Document extract >>

● ● ● ●

Helping Kids Sleep When You're Camping

Sleep and camping: Can you have both?When it comes to family vacations, I’m all for keeping kids as well-rested as possible. After all, nobody wants to travel with a whiny, overtired child, right? But when your vacation destination is a campsite, things get a bit hairy.

Camping presents some unique sleep hurdles. For starters, here in the Northwestern US, the summer sun shines from around 5 a.m. to past 10 p.m. At home, you can block the rays from bedrooms, but there’s virtually no way to block the brilliant sun from invading your tent. Or the 4 a.m. birdsongs, which are lovely—except when you want just 15 more mintues of precious shut-eye. Add stifling or chilling temperatures (depending on your locale), the close proximity of other (loud) campers, road noise, and relatively minimal creature comforts, and it’s no wonder camping kids have trouble sleeping well.

● ● ● ●

The records >>
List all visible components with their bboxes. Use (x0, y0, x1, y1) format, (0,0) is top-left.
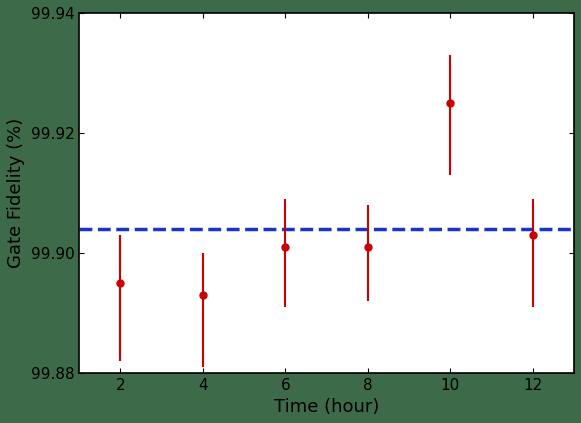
X-axis label: Time (hour): Time (hour) (274, 398, 379, 416)
Y-axis label: Gate Fidelity (%): Gate Fidelity (%) (7, 118, 25, 268)
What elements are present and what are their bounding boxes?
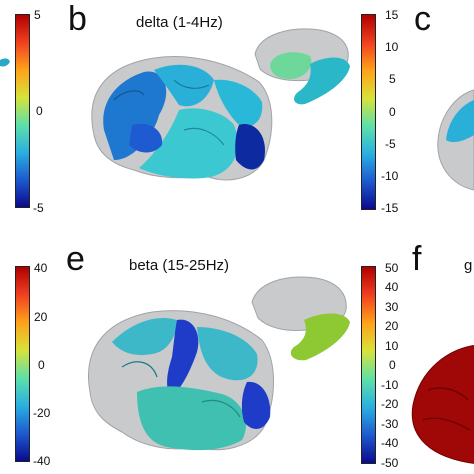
colorbar-d-tick-3: -20: [33, 406, 51, 420]
colorbar-d-tick-4: -40: [33, 454, 51, 468]
colorbar-e-tick-6: -10: [381, 378, 399, 392]
colorbar-b-tick-0: 15: [385, 8, 399, 22]
colorbar-e-tick-8: -30: [381, 417, 399, 431]
colorbar-d-tick-2: 0: [38, 358, 45, 372]
panel-b-brain-lateral: [91, 56, 273, 181]
colorbar-a-tick-bottom: -5: [33, 201, 44, 215]
colorbar-e-tick-5: 0: [389, 358, 396, 372]
panel-f-title-fragment: g: [464, 257, 473, 274]
colorbar-a-tick-top: 5: [34, 8, 41, 22]
panel-c-letter: c: [414, 0, 431, 38]
colorbar-e-tick-9: -40: [381, 436, 399, 450]
panel-e-letter: e: [66, 240, 85, 278]
colorbar-b-tick-3: 0: [389, 105, 396, 119]
panel-b-title: delta (1-4Hz): [136, 14, 223, 31]
colorbar-d-tick-1: 20: [34, 310, 48, 324]
colorbar-b-tick-2: 5: [389, 72, 396, 86]
panel-f-brain-fragment: [411, 345, 474, 464]
colorbar-b-tick-1: 10: [385, 40, 399, 54]
colorbar-b-tick-6: -15: [381, 201, 399, 215]
colorbar-b-tick-5: -10: [381, 169, 399, 183]
colorbar-e-tick-2: 30: [385, 300, 399, 314]
colorbar-e-tick-4: 10: [385, 339, 399, 353]
colorbar-a-tick-mid: 0: [36, 104, 43, 118]
panel-c-brain-fragment: [437, 89, 474, 191]
panel-e-title: beta (15-25Hz): [129, 257, 230, 274]
colorbar-d-tick-0: 40: [34, 261, 48, 275]
colorbar-b-tick-4: -5: [385, 137, 396, 151]
panel-b-letter: b: [68, 0, 87, 38]
panel-e-brain-medial: [251, 276, 350, 361]
panel-a-brain-fragment: [0, 58, 10, 67]
colorbar-e-tick-1: 40: [385, 280, 399, 294]
panel-e-brain-lateral: [88, 310, 274, 451]
colorbar-e-tick-10: -50: [381, 456, 399, 470]
panel-b-brain-medial: [254, 28, 350, 105]
panel-f-letter: f: [412, 240, 422, 278]
colorbar-e-tick-7: -20: [381, 397, 399, 411]
colorbar-e-tick-0: 50: [385, 261, 399, 275]
colorbar-e-tick-3: 20: [385, 319, 399, 333]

● ● ● ●

Exercise requirements >>
[a] Copy out the part of the rows that starts with the line containing "colorbar-d-tick-3: -20: [33, 406, 51, 420]" and ends with the line containing "colorbar-e-tick-5: 0: [389, 358, 396, 372]", including both of those lines.
[b] Write what comes next in the piece on helping kids sleep while camping, picking up after its last sentence.
The rows have no connection to the piece about kids' sleep while camping.

Final results >>
[a]
colorbar-d-tick-3: -20: [33, 406, 51, 420]
colorbar-d-tick-4: -40: [33, 454, 51, 468]
colorbar-e-tick-6: -10: [381, 378, 399, 392]
colorbar-b-tick-0: 15: [385, 8, 399, 22]
colorbar-e-tick-8: -30: [381, 417, 399, 431]
colorbar-d-tick-2: 0: [38, 358, 45, 372]
panel-b-brain-lateral: [91, 56, 273, 181]
colorbar-a-tick-bottom: -5: [33, 201, 44, 215]
colorbar-e-tick-5: 0: [389, 358, 396, 372]

[b]
I should know—I just returned from an island camping trip with two little campers who happen to be light sleepers. Our friends advised us to just “let them go until they crash,” but that’s not an option for us. Our oldest actually asks to be put to bed around the same time each night (and she goes from pleasantly sleepy to painfully overtired in a flash). As for our adventurous toddler, “going until she crashes” would entail traipsing into neighboring campsites, befriending strange dogs, upending the trashbag, and pitching plates and cutlery into the campfire until WE finally crashed from exhaustion. We had to figure out a way to get them to bed at a decent hour, bellowing birds and brutally late sunsets be darned.

With some planning and some patience, we did. Yes, the process took a bit longer than our at-home bedtimes, but the fun we had on our trip was well worth it. So don’t let fear of sleepless nights keep you from wandering into the wilderness (or maybe a local well-equipped campground) with kids in tow. Camping is a memorable family experience no kid should miss. Here are a few ways to support healthy sleep so kids have energy for hiking, swimming, and s’mores eating.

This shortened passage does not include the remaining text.